Exercise task: Locate each line containing the string "structure" and copy it out.

Supplied material:
★ ★ ★ ★ ★ ★ ★
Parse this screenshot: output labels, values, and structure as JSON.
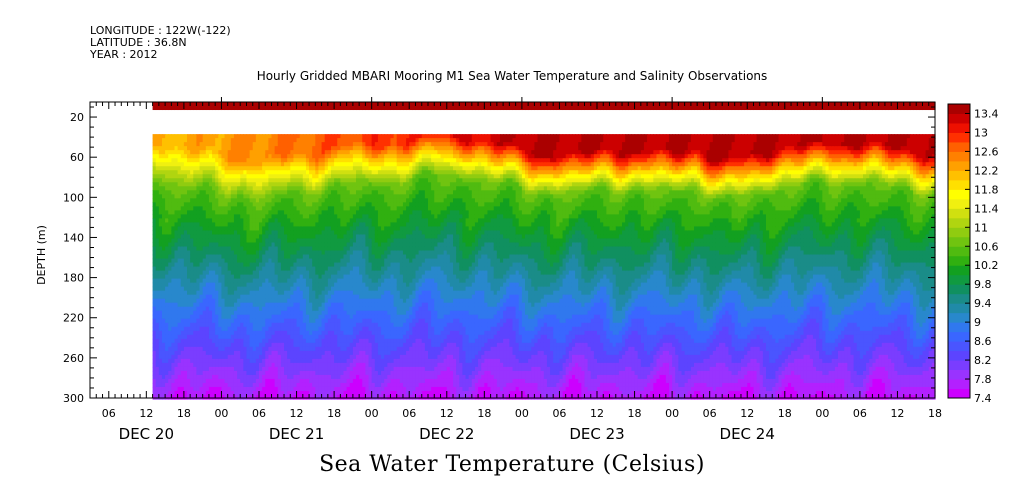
{
  "header": {
    "longitude": "LONGITUDE : 122W(-122)",
    "latitude": "LATITUDE : 36.8N",
    "year": "YEAR : 2012"
  },
  "chart_data": {
    "type": "heatmap",
    "title": "Hourly Gridded MBARI Mooring M1 Sea Water Temperature and Salinity Observations",
    "caption": "Sea Water Temperature (Celsius)",
    "ylabel": "DEPTH (m)",
    "xlabel": "",
    "ylim": [
      300,
      5
    ],
    "y_ticks": [
      20,
      60,
      100,
      140,
      180,
      220,
      260,
      300
    ],
    "x_tick_labels": [
      "06",
      "12",
      "18",
      "00",
      "06",
      "12",
      "18",
      "00",
      "06",
      "12",
      "18",
      "00",
      "06",
      "12",
      "18",
      "00",
      "06",
      "12",
      "18",
      "00",
      "06",
      "12",
      "18"
    ],
    "x_tick_hours": [
      6,
      12,
      18,
      24,
      30,
      36,
      42,
      48,
      54,
      60,
      66,
      72,
      78,
      84,
      90,
      96,
      102,
      108,
      114,
      120,
      126,
      132,
      138
    ],
    "x_range_hours": [
      3,
      138
    ],
    "data_start_hour": 13,
    "date_labels": [
      {
        "label": "DEC 20",
        "hour": 12
      },
      {
        "label": "DEC 21",
        "hour": 36
      },
      {
        "label": "DEC 22",
        "hour": 60
      },
      {
        "label": "DEC 23",
        "hour": 84
      },
      {
        "label": "DEC 24",
        "hour": 108
      }
    ],
    "colorbar": {
      "levels": [
        7.4,
        7.6,
        7.8,
        8.0,
        8.2,
        8.4,
        8.6,
        8.8,
        9.0,
        9.2,
        9.4,
        9.6,
        9.8,
        10.0,
        10.2,
        10.4,
        10.6,
        10.8,
        11.0,
        11.2,
        11.4,
        11.6,
        11.8,
        12.0,
        12.2,
        12.4,
        12.6,
        12.8,
        13.0,
        13.2,
        13.4,
        13.6
      ],
      "labels": [
        "13.4",
        "13",
        "12.6",
        "12.2",
        "11.8",
        "11.4",
        "11",
        "10.6",
        "10.2",
        "9.8",
        "9.4",
        "9",
        "8.6",
        "8.2",
        "7.8",
        "7.4"
      ],
      "colors": [
        "#cc00ff",
        "#b320ff",
        "#9933ff",
        "#7a3dff",
        "#5c44ff",
        "#4a55ff",
        "#3a66ff",
        "#3078ee",
        "#2888cc",
        "#208aa8",
        "#1a8c88",
        "#109060",
        "#109a40",
        "#12a020",
        "#30b010",
        "#50bb10",
        "#70c410",
        "#90cc10",
        "#b0d510",
        "#d0e010",
        "#f0f010",
        "#ffff00",
        "#ffe000",
        "#ffc000",
        "#ffa000",
        "#ff8000",
        "#ff6000",
        "#ff3000",
        "#ee1000",
        "#cc0000",
        "#aa0000"
      ]
    },
    "rows": [
      {
        "depth": 10,
        "values": "≈13.5 (surface band)"
      },
      {
        "depth": 40,
        "values": "12.0–13.0"
      },
      {
        "depth": 60,
        "values": "11.0–13.3"
      },
      {
        "depth": 80,
        "values": "10.6–12.4"
      },
      {
        "depth": 100,
        "values": "10.2–11.5"
      },
      {
        "depth": 140,
        "values": "9.6–10.2"
      },
      {
        "depth": 180,
        "values": "9.0–9.6"
      },
      {
        "depth": 220,
        "values": "8.6–9.0"
      },
      {
        "depth": 260,
        "values": "8.0–8.6"
      },
      {
        "depth": 300,
        "values": "7.4–8.2"
      }
    ]
  }
}
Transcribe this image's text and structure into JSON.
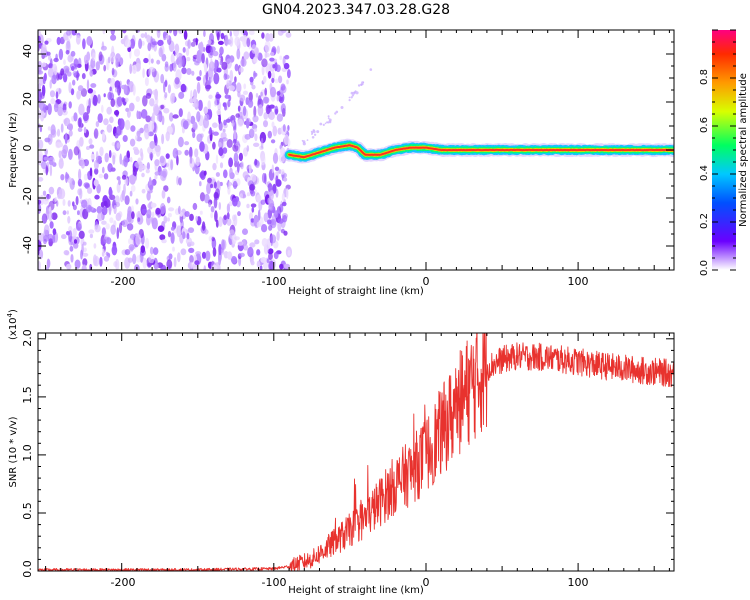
{
  "title": "GN04.2023.347.03.28.G28",
  "chart_data": [
    {
      "type": "heatmap",
      "xlabel": "Height of straight line (km)",
      "ylabel": "Frequency (Hz)",
      "xlim": [
        -255,
        163
      ],
      "ylim": [
        -50,
        50
      ],
      "xticks": [
        -200,
        -100,
        0,
        100
      ],
      "yticks": [
        -40,
        -20,
        0,
        20,
        40
      ],
      "noise_region": [
        -255,
        -90
      ],
      "line_trace": {
        "x": [
          -90,
          -80,
          -70,
          -60,
          -50,
          -45,
          -40,
          -30,
          -20,
          -10,
          0,
          10,
          20,
          60,
          100,
          163
        ],
        "y": [
          -2,
          -3,
          -1,
          1,
          2,
          1,
          -2,
          -2,
          0,
          1,
          1,
          0,
          0,
          0,
          0,
          0
        ]
      },
      "faint_branch": {
        "x": [
          -82,
          -60,
          -45,
          -35
        ],
        "y": [
          2,
          15,
          25,
          35
        ]
      },
      "colorbar": {
        "label": "Normalized spectral amplitude",
        "ticks": [
          "0.0",
          "0.2",
          "0.4",
          "0.6",
          "0.8"
        ],
        "range": [
          0,
          1
        ],
        "colormap": "rainbow"
      }
    },
    {
      "type": "line",
      "xlabel": "Height of straight line (km)",
      "ylabel": "SNR (10 * v/v)",
      "y_multiplier": "(x10",
      "y_multiplier_exp": "4",
      "y_multiplier_close": ")",
      "xlim": [
        -255,
        163
      ],
      "ylim": [
        0,
        2.05
      ],
      "xticks": [
        -200,
        -100,
        0,
        100
      ],
      "yticks": [
        "0.0",
        "0.5",
        "1.0",
        "1.5",
        "2.0"
      ],
      "series": [
        {
          "color": "#e8322e",
          "x": [
            -255,
            -200,
            -150,
            -100,
            -90,
            -75,
            -60,
            -50,
            -40,
            -30,
            -20,
            -10,
            0,
            10,
            20,
            30,
            40,
            50,
            60,
            80,
            100,
            120,
            140,
            163
          ],
          "y": [
            0.01,
            0.01,
            0.01,
            0.02,
            0.04,
            0.1,
            0.25,
            0.35,
            0.45,
            0.6,
            0.75,
            0.85,
            1.0,
            1.2,
            1.4,
            1.6,
            1.75,
            1.82,
            1.85,
            1.84,
            1.8,
            1.76,
            1.73,
            1.7
          ]
        }
      ]
    }
  ]
}
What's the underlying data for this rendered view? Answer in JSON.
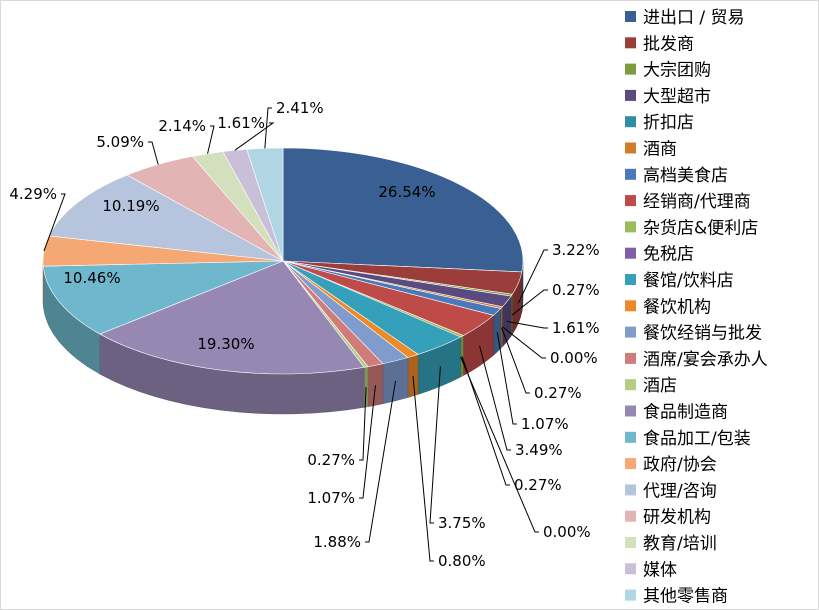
{
  "chart_data": {
    "type": "pie",
    "style": "3d-exploded",
    "legend_position": "right",
    "slices": [
      {
        "label": "进出口 / 贸易",
        "value": 26.54,
        "display": "26.54%",
        "color": "#3a5f92"
      },
      {
        "label": "批发商",
        "value": 3.22,
        "display": "3.22%",
        "color": "#9b3d3a"
      },
      {
        "label": "大宗团购",
        "value": 0.27,
        "display": "0.27%",
        "color": "#7e9b3f"
      },
      {
        "label": "大型超市",
        "value": 1.61,
        "display": "1.61%",
        "color": "#5b4a80"
      },
      {
        "label": "折扣店",
        "value": 0.0,
        "display": "0.00%",
        "color": "#2f8ea6"
      },
      {
        "label": "酒商",
        "value": 0.27,
        "display": "0.27%",
        "color": "#d07c2c"
      },
      {
        "label": "高档美食店",
        "value": 1.07,
        "display": "1.07%",
        "color": "#4b78b8"
      },
      {
        "label": "经销商/代理商",
        "value": 3.49,
        "display": "3.49%",
        "color": "#bf4b48"
      },
      {
        "label": "杂货店&便利店",
        "value": 0.27,
        "display": "0.27%",
        "color": "#9bbb59"
      },
      {
        "label": "免税店",
        "value": 0.0,
        "display": "0.00%",
        "color": "#7f5fa6"
      },
      {
        "label": "餐馆/饮料店",
        "value": 3.75,
        "display": "3.75%",
        "color": "#35a0b9"
      },
      {
        "label": "餐饮机构",
        "value": 0.8,
        "display": "0.80%",
        "color": "#ec8a2a"
      },
      {
        "label": "餐饮经销与批发",
        "value": 1.88,
        "display": "1.88%",
        "color": "#7f9ccd"
      },
      {
        "label": "酒席/宴会承办人",
        "value": 1.07,
        "display": "1.07%",
        "color": "#cf7c7a"
      },
      {
        "label": "酒店",
        "value": 0.27,
        "display": "0.27%",
        "color": "#b4cc84"
      },
      {
        "label": "食品制造商",
        "value": 19.3,
        "display": "19.30%",
        "color": "#9787b3"
      },
      {
        "label": "食品加工/包装",
        "value": 10.46,
        "display": "10.46%",
        "color": "#6eb7cc"
      },
      {
        "label": "政府/协会",
        "value": 4.29,
        "display": "4.29%",
        "color": "#f5a874"
      },
      {
        "label": "代理/咨询",
        "value": 10.19,
        "display": "10.19%",
        "color": "#b7c4dd"
      },
      {
        "label": "研发机构",
        "value": 5.09,
        "display": "5.09%",
        "color": "#e2b4b3"
      },
      {
        "label": "教育/培训",
        "value": 2.14,
        "display": "2.14%",
        "color": "#d3e0bd"
      },
      {
        "label": "媒体",
        "value": 1.61,
        "display": "1.61%",
        "color": "#cabfd8"
      },
      {
        "label": "其他零售商",
        "value": 2.41,
        "display": "2.41%",
        "color": "#afd6e2"
      }
    ]
  }
}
★ ★ ★ ★ ★ ★ ★
Finished task:
Parse this screenshot: output labels, values, and structure as JSON.
Transcribe this image's text and structure into JSON.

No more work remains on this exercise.